● Aim:
Send back all the data below, exactly as given.

● Input material:

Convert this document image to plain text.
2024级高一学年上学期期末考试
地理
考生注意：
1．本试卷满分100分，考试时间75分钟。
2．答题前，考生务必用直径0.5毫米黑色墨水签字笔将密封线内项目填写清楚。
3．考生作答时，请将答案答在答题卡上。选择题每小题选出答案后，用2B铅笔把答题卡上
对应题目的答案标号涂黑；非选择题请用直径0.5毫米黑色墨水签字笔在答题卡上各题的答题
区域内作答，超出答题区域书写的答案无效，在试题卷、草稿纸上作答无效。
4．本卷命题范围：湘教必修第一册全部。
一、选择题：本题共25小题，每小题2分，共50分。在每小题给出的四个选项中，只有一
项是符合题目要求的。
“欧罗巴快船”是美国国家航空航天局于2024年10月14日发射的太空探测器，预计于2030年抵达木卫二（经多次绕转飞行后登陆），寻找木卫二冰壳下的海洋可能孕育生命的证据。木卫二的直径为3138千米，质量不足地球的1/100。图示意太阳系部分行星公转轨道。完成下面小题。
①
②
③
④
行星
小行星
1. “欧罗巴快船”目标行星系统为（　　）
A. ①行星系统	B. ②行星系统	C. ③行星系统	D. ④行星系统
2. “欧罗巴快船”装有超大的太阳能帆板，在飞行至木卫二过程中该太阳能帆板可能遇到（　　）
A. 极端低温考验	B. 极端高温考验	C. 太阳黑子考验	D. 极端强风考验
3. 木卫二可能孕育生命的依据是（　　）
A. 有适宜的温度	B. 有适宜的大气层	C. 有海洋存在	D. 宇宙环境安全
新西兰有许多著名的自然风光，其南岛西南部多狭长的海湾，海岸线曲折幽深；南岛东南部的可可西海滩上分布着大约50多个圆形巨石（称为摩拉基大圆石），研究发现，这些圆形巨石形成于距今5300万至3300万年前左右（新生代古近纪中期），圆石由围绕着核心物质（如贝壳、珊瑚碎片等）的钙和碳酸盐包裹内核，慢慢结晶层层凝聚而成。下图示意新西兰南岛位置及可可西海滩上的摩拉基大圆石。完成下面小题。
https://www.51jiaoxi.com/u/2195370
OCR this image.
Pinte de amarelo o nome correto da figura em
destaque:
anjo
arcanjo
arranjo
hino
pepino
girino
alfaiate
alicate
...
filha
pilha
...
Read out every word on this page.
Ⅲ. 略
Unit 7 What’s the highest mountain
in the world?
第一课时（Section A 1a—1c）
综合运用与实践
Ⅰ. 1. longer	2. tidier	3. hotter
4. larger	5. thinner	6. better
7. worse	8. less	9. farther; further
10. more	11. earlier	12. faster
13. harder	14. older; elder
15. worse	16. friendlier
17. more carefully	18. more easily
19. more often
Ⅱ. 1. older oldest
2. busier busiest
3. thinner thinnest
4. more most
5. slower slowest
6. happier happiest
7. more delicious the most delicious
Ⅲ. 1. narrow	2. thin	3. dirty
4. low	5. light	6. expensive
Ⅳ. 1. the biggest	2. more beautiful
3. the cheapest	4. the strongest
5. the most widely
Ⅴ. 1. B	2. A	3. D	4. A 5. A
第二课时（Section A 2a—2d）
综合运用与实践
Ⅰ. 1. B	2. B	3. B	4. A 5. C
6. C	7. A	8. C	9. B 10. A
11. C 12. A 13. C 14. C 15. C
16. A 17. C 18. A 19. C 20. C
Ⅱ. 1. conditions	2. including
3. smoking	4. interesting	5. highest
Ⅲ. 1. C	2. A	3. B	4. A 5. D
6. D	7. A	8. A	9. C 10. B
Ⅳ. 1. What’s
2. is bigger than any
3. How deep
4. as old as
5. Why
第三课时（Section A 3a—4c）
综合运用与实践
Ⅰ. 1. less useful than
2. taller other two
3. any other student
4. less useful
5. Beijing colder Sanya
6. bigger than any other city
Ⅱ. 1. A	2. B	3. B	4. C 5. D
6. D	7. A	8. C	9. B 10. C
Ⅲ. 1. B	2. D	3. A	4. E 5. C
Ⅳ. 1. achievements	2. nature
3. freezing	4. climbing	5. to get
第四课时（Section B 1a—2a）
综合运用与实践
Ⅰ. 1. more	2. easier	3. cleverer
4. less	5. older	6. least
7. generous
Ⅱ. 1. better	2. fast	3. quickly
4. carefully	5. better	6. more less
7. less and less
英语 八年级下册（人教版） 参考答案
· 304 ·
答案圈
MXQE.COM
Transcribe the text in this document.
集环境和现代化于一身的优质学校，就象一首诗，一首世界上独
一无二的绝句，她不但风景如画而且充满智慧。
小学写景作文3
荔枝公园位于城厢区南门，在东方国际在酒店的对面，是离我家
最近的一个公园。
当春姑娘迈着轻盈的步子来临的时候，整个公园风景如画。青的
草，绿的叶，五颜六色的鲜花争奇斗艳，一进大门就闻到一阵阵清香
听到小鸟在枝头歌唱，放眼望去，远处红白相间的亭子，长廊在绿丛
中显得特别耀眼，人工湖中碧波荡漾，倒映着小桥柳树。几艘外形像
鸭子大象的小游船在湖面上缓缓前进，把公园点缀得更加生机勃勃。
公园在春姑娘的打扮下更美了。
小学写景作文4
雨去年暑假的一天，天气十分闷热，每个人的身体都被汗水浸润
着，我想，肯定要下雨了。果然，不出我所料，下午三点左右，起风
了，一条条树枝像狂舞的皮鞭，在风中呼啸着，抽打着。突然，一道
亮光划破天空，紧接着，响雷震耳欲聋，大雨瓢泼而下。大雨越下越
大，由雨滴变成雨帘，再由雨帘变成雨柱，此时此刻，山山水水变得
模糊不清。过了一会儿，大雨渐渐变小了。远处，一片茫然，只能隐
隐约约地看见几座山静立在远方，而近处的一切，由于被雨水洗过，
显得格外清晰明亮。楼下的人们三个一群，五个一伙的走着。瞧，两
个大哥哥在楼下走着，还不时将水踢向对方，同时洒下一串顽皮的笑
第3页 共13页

● Result for this task:
Convert this document image to plain text.
2024级高一学年上学期期末考试
地理
考生注意：
1．本试卷满分100分，考试时间75分钟。
2．答题前，考生务必用直径0.5毫米黑色墨水签字笔将密封线内项目填写清楚。
3．考生作答时，请将答案答在答题卡上。选择题每小题选出答案后，用2B铅笔把答题卡上
对应题目的答案标号涂黑；非选择题请用直径0.5毫米黑色墨水签字笔在答题卡上各题的答题
区域内作答，超出答题区域书写的答案无效，在试题卷、草稿纸上作答无效。
4．本卷命题范围：湘教必修第一册全部。
一、选择题：本题共25小题，每小题2分，共50分。在每小题给出的四个选项中，只有一
项是符合题目要求的。
“欧罗巴快船”是美国国家航空航天局于2024年10月14日发射的太空探测器，预计于2030年抵达木卫二（经多次绕转飞行后登陆），寻找木卫二冰壳下的海洋可能孕育生命的证据。木卫二的直径为3138千米，质量不足地球的1/100。图示意太阳系部分行星公转轨道。完成下面小题。
①
②
③
④
行星
小行星
1. “欧罗巴快船”目标行星系统为（　　）
A. ①行星系统	B. ②行星系统	C. ③行星系统	D. ④行星系统
2. “欧罗巴快船”装有超大的太阳能帆板，在飞行至木卫二过程中该太阳能帆板可能遇到（　　）
A. 极端低温考验	B. 极端高温考验	C. 太阳黑子考验	D. 极端强风考验
3. 木卫二可能孕育生命的依据是（　　）
A. 有适宜的温度	B. 有适宜的大气层	C. 有海洋存在	D. 宇宙环境安全
新西兰有许多著名的自然风光，其南岛西南部多狭长的海湾，海岸线曲折幽深；南岛东南部的可可西海滩上分布着大约50多个圆形巨石（称为摩拉基大圆石），研究发现，这些圆形巨石形成于距今5300万至3300万年前左右（新生代古近纪中期），圆石由围绕着核心物质（如贝壳、珊瑚碎片等）的钙和碳酸盐包裹内核，慢慢结晶层层凝聚而成。下图示意新西兰南岛位置及可可西海滩上的摩拉基大圆石。完成下面小题。
https://www.51jiaoxi.com/u/2195370
OCR this image.
Pinte de amarelo o nome correto da figura em
destaque:
anjo
arcanjo
arranjo
hino
pepino
girino
alfaiate
alicate
...
filha
pilha
...
Read out every word on this page.
Ⅲ. 略
Unit 7 What’s the highest mountain
in the world?
第一课时（Section A 1a—1c）
综合运用与实践
Ⅰ. 1. longer	2. tidier	3. hotter
4. larger	5. thinner	6. better
7. worse	8. less	9. farther; further
10. more	11. earlier	12. faster
13. harder	14. older; elder
15. worse	16. friendlier
17. more carefully	18. more easily
19. more often
Ⅱ. 1. older oldest
2. busier busiest
3. thinner thinnest
4. more most
5. slower slowest
6. happier happiest
7. more delicious the most delicious
Ⅲ. 1. narrow	2. thin	3. dirty
4. low	5. light	6. expensive
Ⅳ. 1. the biggest	2. more beautiful
3. the cheapest	4. the strongest
5. the most widely
Ⅴ. 1. B	2. A	3. D	4. A 5. A
第二课时（Section A 2a—2d）
综合运用与实践
Ⅰ. 1. B	2. B	3. B	4. A 5. C
6. C	7. A	8. C	9. B 10. A
11. C 12. A 13. C 14. C 15. C
16. A 17. C 18. A 19. C 20. C
Ⅱ. 1. conditions	2. including
3. smoking	4. interesting	5. highest
Ⅲ. 1. C	2. A	3. B	4. A 5. D
6. D	7. A	8. A	9. C 10. B
Ⅳ. 1. What’s
2. is bigger than any
3. How deep
4. as old as
5. Why
第三课时（Section A 3a—4c）
综合运用与实践
Ⅰ. 1. less useful than
2. taller other two
3. any other student
4. less useful
5. Beijing colder Sanya
6. bigger than any other city
Ⅱ. 1. A	2. B	3. B	4. C 5. D
6. D	7. A	8. C	9. B 10. C
Ⅲ. 1. B	2. D	3. A	4. E 5. C
Ⅳ. 1. achievements	2. nature
3. freezing	4. climbing	5. to get
第四课时（Section B 1a—2a）
综合运用与实践
Ⅰ. 1. more	2. easier	3. cleverer
4. less	5. older	6. least
7. generous
Ⅱ. 1. better	2. fast	3. quickly
4. carefully	5. better	6. more less
7. less and less
英语 八年级下册（人教版） 参考答案
· 304 ·
答案圈
MXQE.COM
Transcribe the text in this document.
集环境和现代化于一身的优质学校，就象一首诗，一首世界上独
一无二的绝句，她不但风景如画而且充满智慧。
小学写景作文3
荔枝公园位于城厢区南门，在东方国际在酒店的对面，是离我家
最近的一个公园。
当春姑娘迈着轻盈的步子来临的时候，整个公园风景如画。青的
草，绿的叶，五颜六色的鲜花争奇斗艳，一进大门就闻到一阵阵清香
听到小鸟在枝头歌唱，放眼望去，远处红白相间的亭子，长廊在绿丛
中显得特别耀眼，人工湖中碧波荡漾，倒映着小桥柳树。几艘外形像
鸭子大象的小游船在湖面上缓缓前进，把公园点缀得更加生机勃勃。
公园在春姑娘的打扮下更美了。
小学写景作文4
雨去年暑假的一天，天气十分闷热，每个人的身体都被汗水浸润
着，我想，肯定要下雨了。果然，不出我所料，下午三点左右，起风
了，一条条树枝像狂舞的皮鞭，在风中呼啸着，抽打着。突然，一道
亮光划破天空，紧接着，响雷震耳欲聋，大雨瓢泼而下。大雨越下越
大，由雨滴变成雨帘，再由雨帘变成雨柱，此时此刻，山山水水变得
模糊不清。过了一会儿，大雨渐渐变小了。远处，一片茫然，只能隐
隐约约地看见几座山静立在远方，而近处的一切，由于被雨水洗过，
显得格外清晰明亮。楼下的人们三个一群，五个一伙的走着。瞧，两
个大哥哥在楼下走着，还不时将水踢向对方，同时洒下一串顽皮的笑
第3页 共13页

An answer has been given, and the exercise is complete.